Input rows -
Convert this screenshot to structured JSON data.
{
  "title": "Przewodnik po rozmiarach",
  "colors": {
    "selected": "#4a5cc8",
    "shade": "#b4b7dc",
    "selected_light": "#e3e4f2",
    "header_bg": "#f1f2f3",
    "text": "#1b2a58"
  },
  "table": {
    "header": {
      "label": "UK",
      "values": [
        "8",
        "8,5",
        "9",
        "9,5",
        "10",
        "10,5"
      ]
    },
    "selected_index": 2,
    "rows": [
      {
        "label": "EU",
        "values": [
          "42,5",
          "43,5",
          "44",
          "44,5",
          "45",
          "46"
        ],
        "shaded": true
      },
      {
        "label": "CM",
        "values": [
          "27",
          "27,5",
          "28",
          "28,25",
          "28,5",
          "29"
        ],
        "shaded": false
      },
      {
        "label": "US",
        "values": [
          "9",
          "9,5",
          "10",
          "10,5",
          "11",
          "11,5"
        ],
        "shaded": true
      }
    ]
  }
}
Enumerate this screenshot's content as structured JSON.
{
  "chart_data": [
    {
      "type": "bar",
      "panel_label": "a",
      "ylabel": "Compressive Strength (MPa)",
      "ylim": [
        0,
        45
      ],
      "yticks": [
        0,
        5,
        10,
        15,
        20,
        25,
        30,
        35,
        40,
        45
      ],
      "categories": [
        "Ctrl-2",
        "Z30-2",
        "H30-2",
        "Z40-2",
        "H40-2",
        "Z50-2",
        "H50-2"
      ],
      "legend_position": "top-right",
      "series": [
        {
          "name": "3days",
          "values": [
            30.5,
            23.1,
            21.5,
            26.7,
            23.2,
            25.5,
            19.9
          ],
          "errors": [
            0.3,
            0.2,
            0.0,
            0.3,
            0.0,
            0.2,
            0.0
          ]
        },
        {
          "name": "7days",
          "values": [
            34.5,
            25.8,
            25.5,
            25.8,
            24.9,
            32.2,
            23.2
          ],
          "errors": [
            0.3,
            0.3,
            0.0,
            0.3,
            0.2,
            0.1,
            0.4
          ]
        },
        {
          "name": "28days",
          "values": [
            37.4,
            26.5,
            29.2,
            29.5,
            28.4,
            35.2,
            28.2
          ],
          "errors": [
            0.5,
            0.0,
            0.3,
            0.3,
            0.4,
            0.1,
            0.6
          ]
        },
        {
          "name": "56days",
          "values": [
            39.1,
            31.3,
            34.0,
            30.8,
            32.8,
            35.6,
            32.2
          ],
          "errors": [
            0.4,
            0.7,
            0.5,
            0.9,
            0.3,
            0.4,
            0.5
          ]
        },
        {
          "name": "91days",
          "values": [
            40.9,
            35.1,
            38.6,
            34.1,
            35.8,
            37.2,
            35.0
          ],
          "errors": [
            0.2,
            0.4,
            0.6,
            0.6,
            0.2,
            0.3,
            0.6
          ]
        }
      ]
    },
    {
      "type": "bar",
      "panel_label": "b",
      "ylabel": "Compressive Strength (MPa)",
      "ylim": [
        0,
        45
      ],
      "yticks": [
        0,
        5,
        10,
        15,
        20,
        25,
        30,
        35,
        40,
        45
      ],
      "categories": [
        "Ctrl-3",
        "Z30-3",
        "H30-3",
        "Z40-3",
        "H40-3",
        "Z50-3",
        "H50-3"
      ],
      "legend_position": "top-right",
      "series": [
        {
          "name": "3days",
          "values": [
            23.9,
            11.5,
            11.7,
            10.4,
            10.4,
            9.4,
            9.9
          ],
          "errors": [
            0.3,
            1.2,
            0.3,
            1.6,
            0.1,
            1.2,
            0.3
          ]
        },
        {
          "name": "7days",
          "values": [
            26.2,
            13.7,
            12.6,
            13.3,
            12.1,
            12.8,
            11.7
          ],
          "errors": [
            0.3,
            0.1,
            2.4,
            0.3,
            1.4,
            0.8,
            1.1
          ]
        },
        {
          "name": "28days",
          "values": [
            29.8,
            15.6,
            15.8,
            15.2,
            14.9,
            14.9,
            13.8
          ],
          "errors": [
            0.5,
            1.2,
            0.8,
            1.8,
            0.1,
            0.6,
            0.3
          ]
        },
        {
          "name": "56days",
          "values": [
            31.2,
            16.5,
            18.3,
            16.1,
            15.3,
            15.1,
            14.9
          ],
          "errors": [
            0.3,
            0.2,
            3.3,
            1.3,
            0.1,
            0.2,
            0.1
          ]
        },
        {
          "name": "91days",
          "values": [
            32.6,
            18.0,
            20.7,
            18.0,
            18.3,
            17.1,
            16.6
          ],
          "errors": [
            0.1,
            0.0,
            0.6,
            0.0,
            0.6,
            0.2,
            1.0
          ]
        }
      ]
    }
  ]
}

Written instruction -
Above are records; say how many of their lines contain the word "screenshot", giving only the number.

Complete answer -
2